▶

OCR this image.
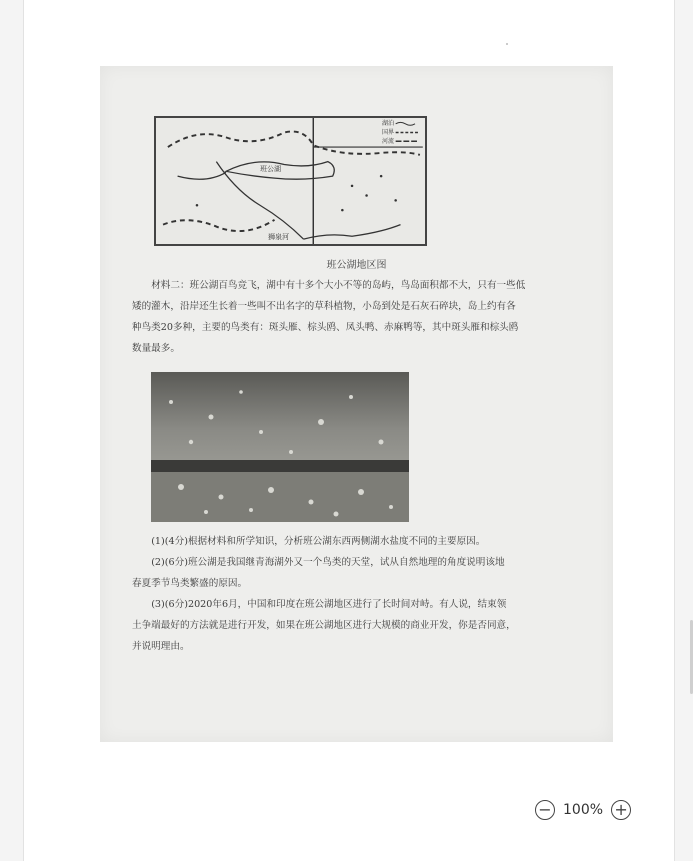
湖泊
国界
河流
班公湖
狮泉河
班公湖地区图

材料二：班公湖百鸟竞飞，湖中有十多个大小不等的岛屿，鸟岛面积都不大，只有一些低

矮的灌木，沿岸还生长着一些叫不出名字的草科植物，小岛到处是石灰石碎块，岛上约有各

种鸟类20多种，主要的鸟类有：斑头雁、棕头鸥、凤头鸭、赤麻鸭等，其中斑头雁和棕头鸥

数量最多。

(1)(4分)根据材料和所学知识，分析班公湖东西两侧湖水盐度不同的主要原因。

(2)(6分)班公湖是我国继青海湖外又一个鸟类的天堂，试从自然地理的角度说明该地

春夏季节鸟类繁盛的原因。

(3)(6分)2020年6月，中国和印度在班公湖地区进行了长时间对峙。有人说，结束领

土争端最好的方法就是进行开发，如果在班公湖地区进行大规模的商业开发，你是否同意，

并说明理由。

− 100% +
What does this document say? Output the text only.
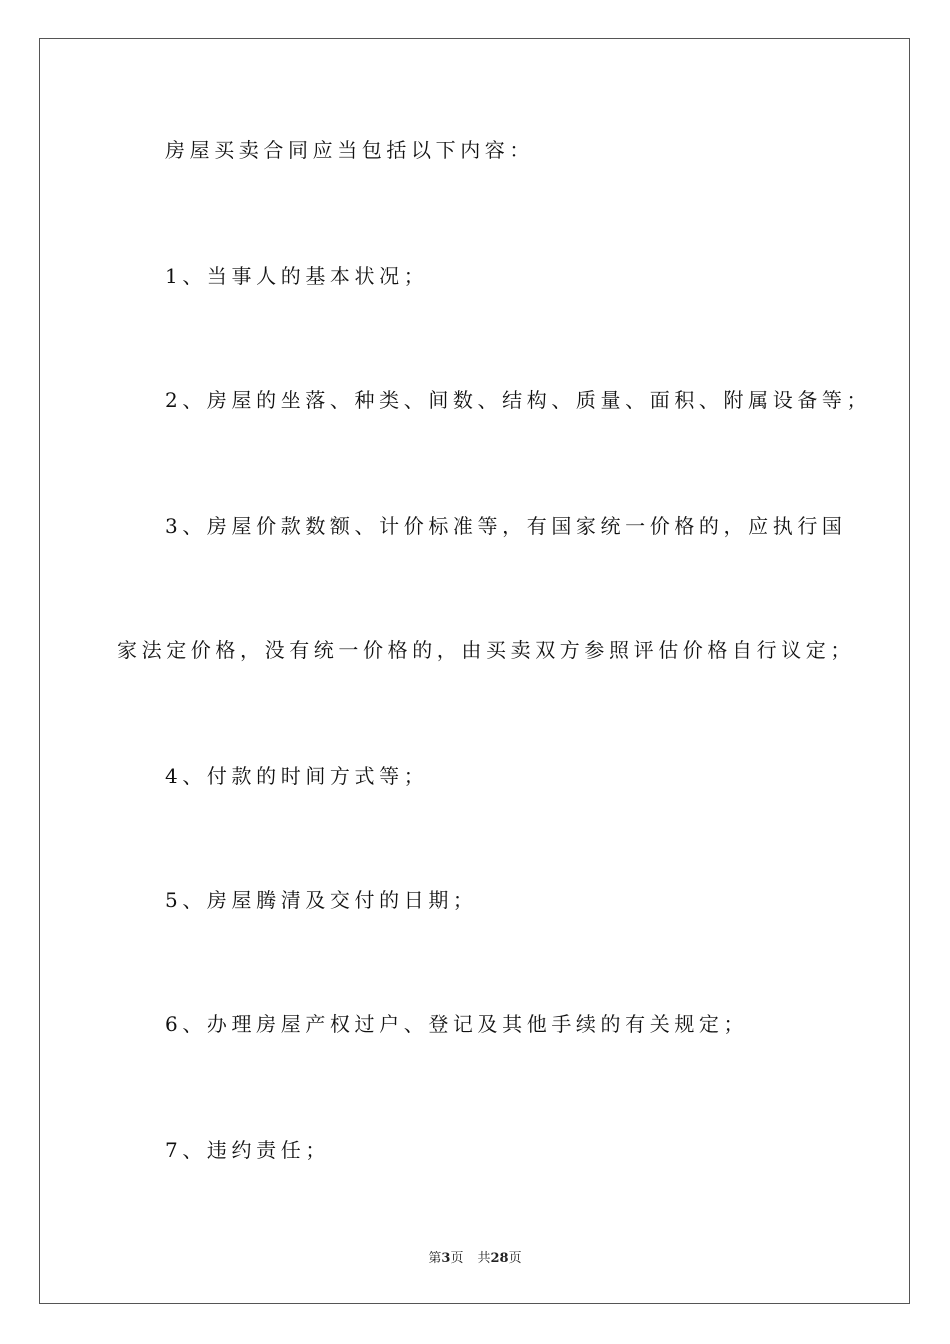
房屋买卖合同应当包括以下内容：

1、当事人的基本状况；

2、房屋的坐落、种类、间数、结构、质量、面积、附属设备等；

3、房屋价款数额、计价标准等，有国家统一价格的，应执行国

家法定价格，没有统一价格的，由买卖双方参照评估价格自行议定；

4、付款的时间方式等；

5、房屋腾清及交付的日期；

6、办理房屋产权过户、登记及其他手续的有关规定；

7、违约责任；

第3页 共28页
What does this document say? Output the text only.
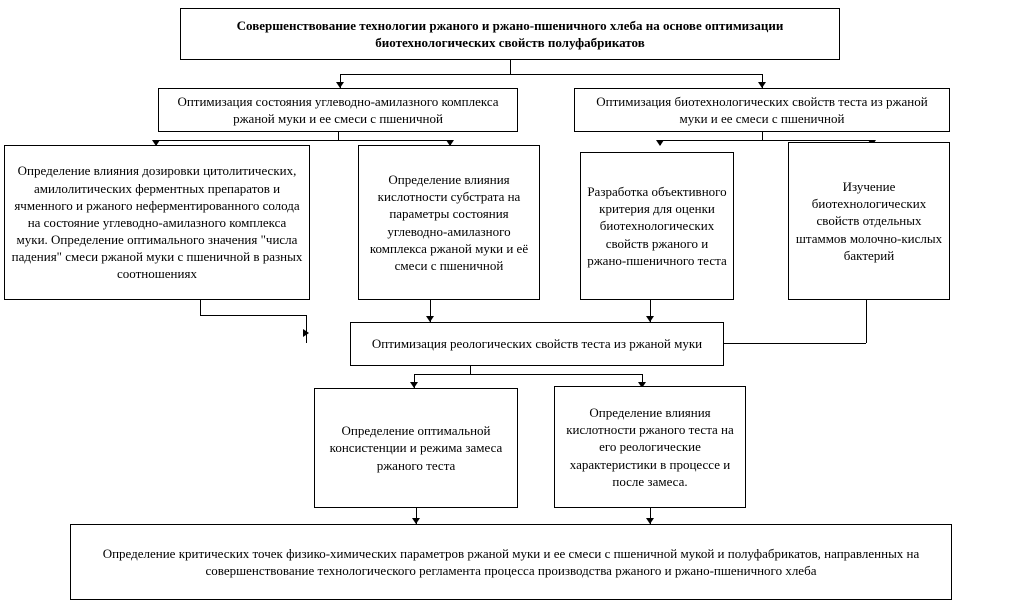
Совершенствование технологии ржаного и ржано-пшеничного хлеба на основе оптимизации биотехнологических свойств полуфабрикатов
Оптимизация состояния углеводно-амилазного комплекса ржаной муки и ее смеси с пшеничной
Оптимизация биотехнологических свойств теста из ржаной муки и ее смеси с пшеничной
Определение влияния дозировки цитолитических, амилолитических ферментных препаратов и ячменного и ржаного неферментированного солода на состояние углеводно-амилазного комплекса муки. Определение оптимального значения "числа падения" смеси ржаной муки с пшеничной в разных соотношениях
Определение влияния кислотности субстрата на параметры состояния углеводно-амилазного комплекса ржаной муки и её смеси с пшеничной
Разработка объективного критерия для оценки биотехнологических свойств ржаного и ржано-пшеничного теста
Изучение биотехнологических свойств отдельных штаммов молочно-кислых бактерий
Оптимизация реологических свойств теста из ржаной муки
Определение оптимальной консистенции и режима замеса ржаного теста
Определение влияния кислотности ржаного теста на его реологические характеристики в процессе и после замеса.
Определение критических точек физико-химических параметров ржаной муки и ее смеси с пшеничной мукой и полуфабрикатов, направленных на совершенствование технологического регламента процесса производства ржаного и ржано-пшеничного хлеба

◀

- _EXERCISE_
Copy out each line of the material that holds the word "кислотности".

- _RESULT OF THIS TASK_
Определение влияния кислотности субстрата на параметры состояния углеводно-амилазного комплекса ржаной муки и её смеси с пшеничной
Определение влияния кислотности ржаного теста на его реологические характеристики в процессе и после замеса.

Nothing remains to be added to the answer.